■ **Requirements**
Write out, precisely and in full, each line of the material.

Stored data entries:

^^^^^^^^

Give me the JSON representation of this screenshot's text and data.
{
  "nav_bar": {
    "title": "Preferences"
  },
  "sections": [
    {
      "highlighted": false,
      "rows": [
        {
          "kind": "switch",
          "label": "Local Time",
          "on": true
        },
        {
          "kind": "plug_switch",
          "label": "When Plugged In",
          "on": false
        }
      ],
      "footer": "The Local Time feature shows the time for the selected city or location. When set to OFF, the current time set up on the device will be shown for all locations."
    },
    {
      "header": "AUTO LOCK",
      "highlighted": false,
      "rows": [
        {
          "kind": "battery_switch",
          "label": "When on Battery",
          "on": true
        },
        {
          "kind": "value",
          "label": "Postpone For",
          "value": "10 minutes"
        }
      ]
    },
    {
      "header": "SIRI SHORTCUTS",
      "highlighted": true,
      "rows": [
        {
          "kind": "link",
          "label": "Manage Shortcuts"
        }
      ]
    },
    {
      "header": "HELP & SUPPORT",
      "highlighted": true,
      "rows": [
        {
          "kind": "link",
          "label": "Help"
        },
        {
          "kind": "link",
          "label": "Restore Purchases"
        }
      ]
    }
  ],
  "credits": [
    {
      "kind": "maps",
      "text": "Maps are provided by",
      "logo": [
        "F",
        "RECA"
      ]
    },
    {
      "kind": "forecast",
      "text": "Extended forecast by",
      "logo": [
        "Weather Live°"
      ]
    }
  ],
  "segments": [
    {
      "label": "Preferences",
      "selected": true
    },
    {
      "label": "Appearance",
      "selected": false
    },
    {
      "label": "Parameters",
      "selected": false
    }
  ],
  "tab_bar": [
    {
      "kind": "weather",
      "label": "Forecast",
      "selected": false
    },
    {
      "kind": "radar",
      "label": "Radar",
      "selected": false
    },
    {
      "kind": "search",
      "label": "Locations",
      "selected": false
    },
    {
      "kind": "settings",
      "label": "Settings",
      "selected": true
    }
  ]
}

^^^^^^^^

■ **Result of this exercise**
Give me the JSON representation of this screenshot's text and data.
{
  "nav_bar": {
    "title": "Preferences"
  },
  "sections": [
    {
      "highlighted": false,
      "rows": [
        {
          "kind": "switch",
          "label": "Local Time",
          "on": true
        },
        {
          "kind": "plug_switch",
          "label": "When Plugged In",
          "on": false
        }
      ],
      "footer": "The Local Time feature shows the time for the selected city or location. When set to OFF, the current time set up on the device will be shown for all locations."
    },
    {
      "header": "AUTO LOCK",
      "highlighted": false,
      "rows": [
        {
          "kind": "battery_switch",
          "label": "When on Battery",
          "on": true
        },
        {
          "kind": "value",
          "label": "Postpone For",
          "value": "10 minutes"
        }
      ]
    },
    {
      "header": "SIRI SHORTCUTS",
      "highlighted": true,
      "rows": [
        {
          "kind": "link",
          "label": "Manage Shortcuts"
        }
      ]
    },
    {
      "header": "HELP & SUPPORT",
      "highlighted": true,
      "rows": [
        {
          "kind": "link",
          "label": "Help"
        },
        {
          "kind": "link",
          "label": "Restore Purchases"
        }
      ]
    }
  ],
  "credits": [
    {
      "kind": "maps",
      "text": "Maps are provided by",
      "logo": [
        "F",
        "RECA"
      ]
    },
    {
      "kind": "forecast",
      "text": "Extended forecast by",
      "logo": [
        "Weather Live°"
      ]
    }
  ],
  "segments": [
    {
      "label": "Preferences",
      "selected": true
    },
    {
      "label": "Appearance",
      "selected": false
    },
    {
      "label": "Parameters",
      "selected": false
    }
  ],
  "tab_bar": [
    {
      "kind": "weather",
      "label": "Forecast",
      "selected": false
    },
    {
      "kind": "radar",
      "label": "Radar",
      "selected": false
    },
    {
      "kind": "search",
      "label": "Locations",
      "selected": false
    },
    {
      "kind": "settings",
      "label": "Settings",
      "selected": true
    }
  ]
}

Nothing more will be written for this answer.